==== Given data ====

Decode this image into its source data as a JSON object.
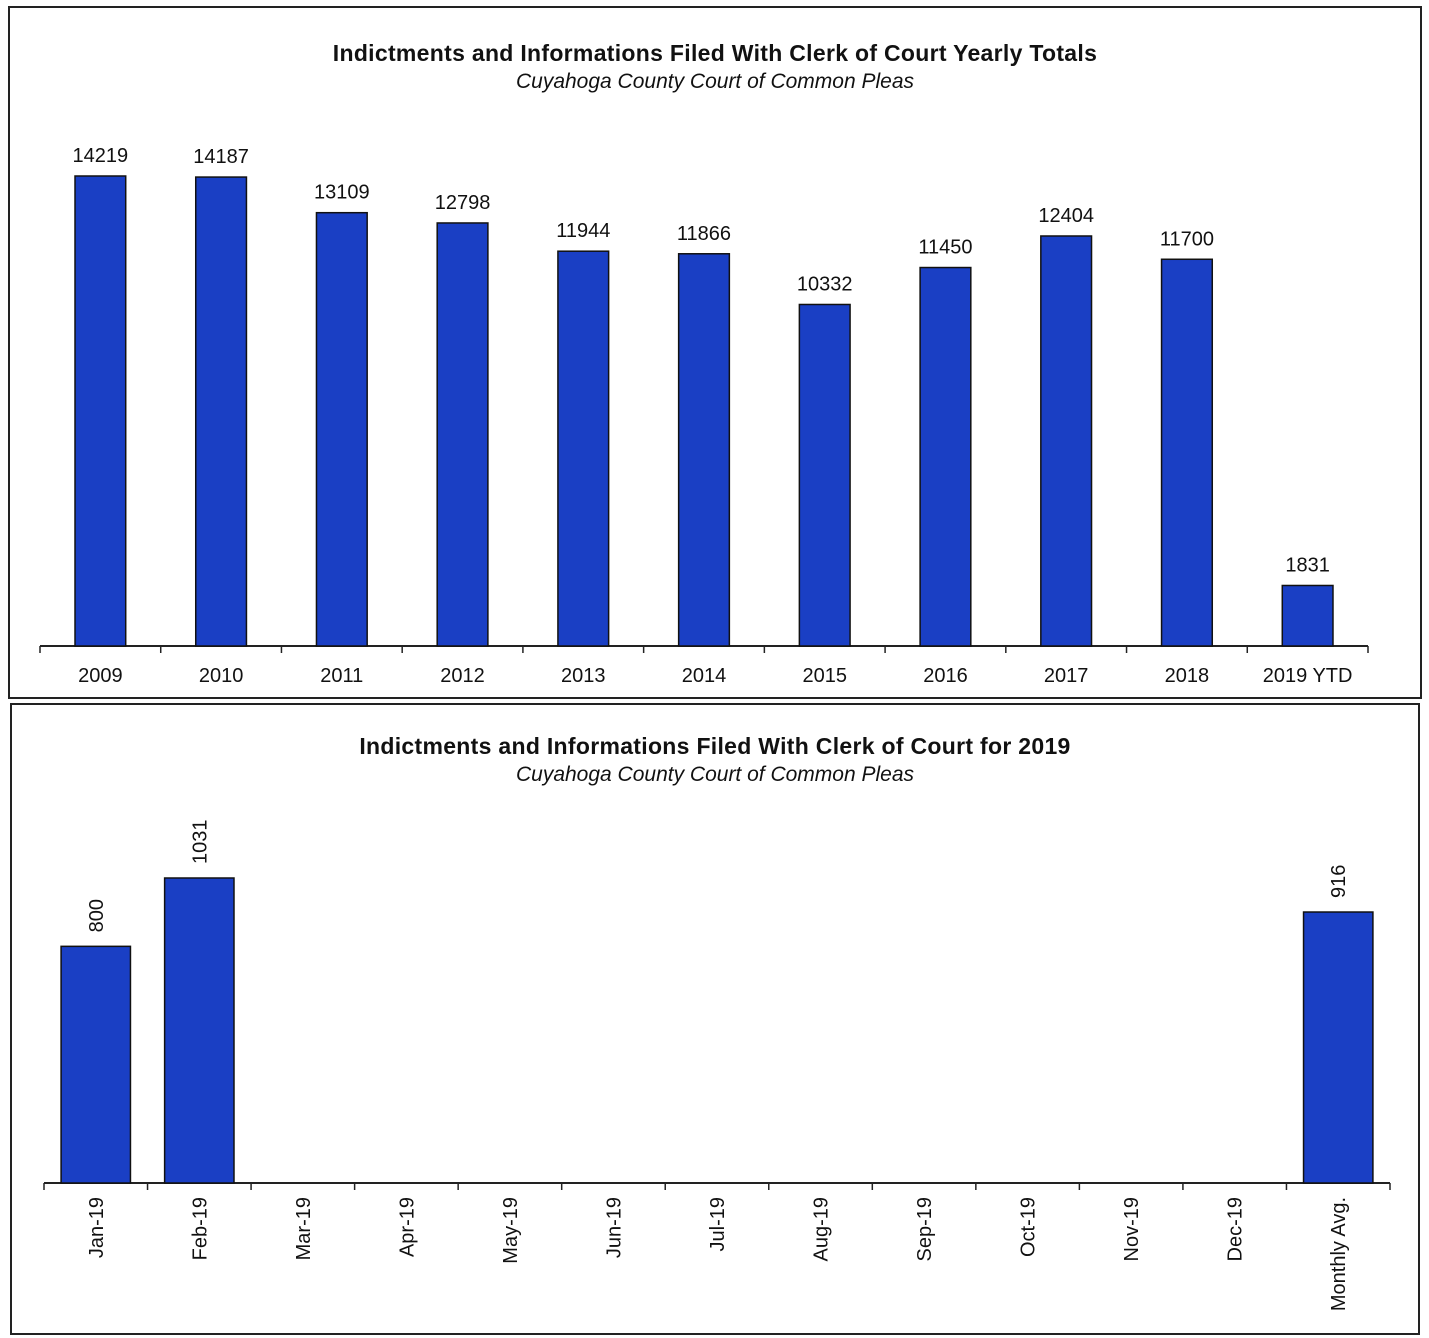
{
  "chart_data": [
    {
      "type": "bar",
      "title": "Indictments and Informations Filed With Clerk of Court Yearly Totals",
      "subtitle": "Cuyahoga County Court of Common Pleas",
      "categories": [
        "2009",
        "2010",
        "2011",
        "2012",
        "2013",
        "2014",
        "2015",
        "2016",
        "2017",
        "2018",
        "2019 YTD"
      ],
      "values": [
        14219,
        14187,
        13109,
        12798,
        11944,
        11866,
        10332,
        11450,
        12404,
        11700,
        1831
      ],
      "data_labels": [
        "14219",
        "14187",
        "13109",
        "12798",
        "11944",
        "11866",
        "10332",
        "11450",
        "12404",
        "11700",
        "1831"
      ],
      "bar_color": "#1a3fc4",
      "ylim": [
        0,
        14219
      ],
      "grid": false,
      "legend": "none"
    },
    {
      "type": "bar",
      "title": "Indictments and Informations Filed With Clerk of Court for 2019",
      "subtitle": "Cuyahoga County Court of Common Pleas",
      "categories": [
        "Jan-19",
        "Feb-19",
        "Mar-19",
        "Apr-19",
        "May-19",
        "Jun-19",
        "Jul-19",
        "Aug-19",
        "Sep-19",
        "Oct-19",
        "Nov-19",
        "Dec-19",
        "Monthly Avg."
      ],
      "values": [
        800,
        1031,
        null,
        null,
        null,
        null,
        null,
        null,
        null,
        null,
        null,
        null,
        916
      ],
      "data_labels": [
        "800",
        "1031",
        "",
        "",
        "",
        "",
        "",
        "",
        "",
        "",
        "",
        "",
        "916"
      ],
      "bar_color": "#1a3fc4",
      "ylim": [
        0,
        1031
      ],
      "grid": false,
      "legend": "none"
    }
  ]
}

====

- Task requirements: Every record above should be written out again exactly; the pictures stay out of the copy.

- Written solution:
Decode this image into its source data as a JSON object.
{
  "chart_data": [
    {
      "type": "bar",
      "title": "Indictments and Informations Filed With Clerk of Court Yearly Totals",
      "subtitle": "Cuyahoga County Court of Common Pleas",
      "categories": [
        "2009",
        "2010",
        "2011",
        "2012",
        "2013",
        "2014",
        "2015",
        "2016",
        "2017",
        "2018",
        "2019 YTD"
      ],
      "values": [
        14219,
        14187,
        13109,
        12798,
        11944,
        11866,
        10332,
        11450,
        12404,
        11700,
        1831
      ],
      "data_labels": [
        "14219",
        "14187",
        "13109",
        "12798",
        "11944",
        "11866",
        "10332",
        "11450",
        "12404",
        "11700",
        "1831"
      ],
      "bar_color": "#1a3fc4",
      "ylim": [
        0,
        14219
      ],
      "grid": false,
      "legend": "none"
    },
    {
      "type": "bar",
      "title": "Indictments and Informations Filed With Clerk of Court for 2019",
      "subtitle": "Cuyahoga County Court of Common Pleas",
      "categories": [
        "Jan-19",
        "Feb-19",
        "Mar-19",
        "Apr-19",
        "May-19",
        "Jun-19",
        "Jul-19",
        "Aug-19",
        "Sep-19",
        "Oct-19",
        "Nov-19",
        "Dec-19",
        "Monthly Avg."
      ],
      "values": [
        800,
        1031,
        null,
        null,
        null,
        null,
        null,
        null,
        null,
        null,
        null,
        null,
        916
      ],
      "data_labels": [
        "800",
        "1031",
        "",
        "",
        "",
        "",
        "",
        "",
        "",
        "",
        "",
        "",
        "916"
      ],
      "bar_color": "#1a3fc4",
      "ylim": [
        0,
        1031
      ],
      "grid": false,
      "legend": "none"
    }
  ]
}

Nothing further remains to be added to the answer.